» **DIRECTIVE**:
Repeat the data word for word. Do not include the pictures.
================================
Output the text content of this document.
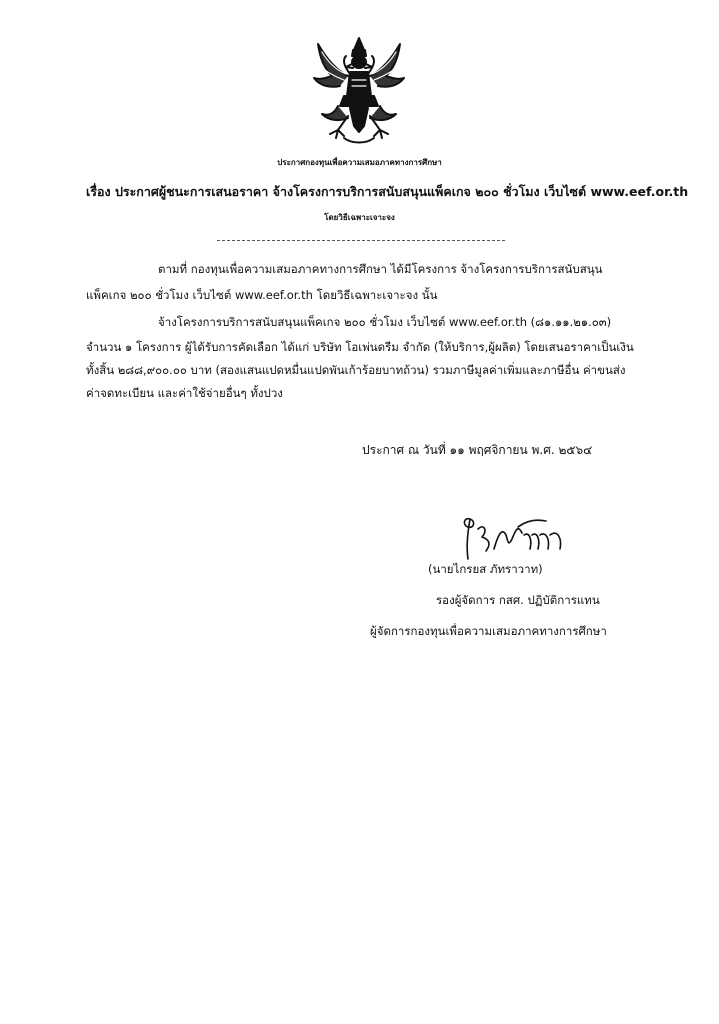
ประกาศกองทุนเพื่อความเสมอภาคทางการศึกษา
เรื่อง ประกาศผู้ชนะการเสนอราคา จ้างโครงการบริการสนับสนุนแพ็คเกจ ๒๐๐ ชั่วโมง เว็บไซต์ www.eef.or.th
โดยวิธีเฉพาะเจาะจง
ตามที่ กองทุนเพื่อความเสมอภาคทางการศึกษา ได้มีโครงการ จ้างโครงการบริการสนับสนุน
แพ็คเกจ ๒๐๐ ชั่วโมง เว็บไซต์ www.eef.or.th โดยวิธีเฉพาะเจาะจง นั้น
จ้างโครงการบริการสนับสนุนแพ็คเกจ ๒๐๐ ชั่วโมง เว็บไซต์ www.eef.or.th (๘๑.๑๑.๒๑.๐๓)
จำนวน ๑ โครงการ ผู้ได้รับการคัดเลือก ได้แก่ บริษัท โอเพ่นดรีม จำกัด (ให้บริการ,ผู้ผลิต) โดยเสนอราคาเป็นเงิน
ทั้งสิ้น ๒๘๘,๙๐๐.๐๐ บาท (สองแสนแปดหมื่นแปดพันเก้าร้อยบาทถ้วน) รวมภาษีมูลค่าเพิ่มและภาษีอื่น ค่าขนส่ง
ค่าจดทะเบียน และค่าใช้จ่ายอื่นๆ ทั้งปวง
ประกาศ ณ วันที่ ๑๑ พฤศจิกายน พ.ศ. ๒๕๖๔
(นายไกรยส ภัทราวาท)
รองผู้จัดการ กสศ. ปฏิบัติการแทน
ผู้จัดการกองทุนเพื่อความเสมอภาคทางการศึกษา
================================
» **SOLUTION TO THIS TASK**:
Output the text content of this document.
ประกาศกองทุนเพื่อความเสมอภาคทางการศึกษา
เรื่อง ประกาศผู้ชนะการเสนอราคา จ้างโครงการบริการสนับสนุนแพ็คเกจ ๒๐๐ ชั่วโมง เว็บไซต์ www.eef.or.th
โดยวิธีเฉพาะเจาะจง
ตามที่ กองทุนเพื่อความเสมอภาคทางการศึกษา ได้มีโครงการ จ้างโครงการบริการสนับสนุน
แพ็คเกจ ๒๐๐ ชั่วโมง เว็บไซต์ www.eef.or.th โดยวิธีเฉพาะเจาะจง นั้น
จ้างโครงการบริการสนับสนุนแพ็คเกจ ๒๐๐ ชั่วโมง เว็บไซต์ www.eef.or.th (๘๑.๑๑.๒๑.๐๓)
จำนวน ๑ โครงการ ผู้ได้รับการคัดเลือก ได้แก่ บริษัท โอเพ่นดรีม จำกัด (ให้บริการ,ผู้ผลิต) โดยเสนอราคาเป็นเงิน
ทั้งสิ้น ๒๘๘,๙๐๐.๐๐ บาท (สองแสนแปดหมื่นแปดพันเก้าร้อยบาทถ้วน) รวมภาษีมูลค่าเพิ่มและภาษีอื่น ค่าขนส่ง
ค่าจดทะเบียน และค่าใช้จ่ายอื่นๆ ทั้งปวง
ประกาศ ณ วันที่ ๑๑ พฤศจิกายน พ.ศ. ๒๕๖๔
(นายไกรยส ภัทราวาท)
รองผู้จัดการ กสศ. ปฏิบัติการแทน
ผู้จัดการกองทุนเพื่อความเสมอภาคทางการศึกษา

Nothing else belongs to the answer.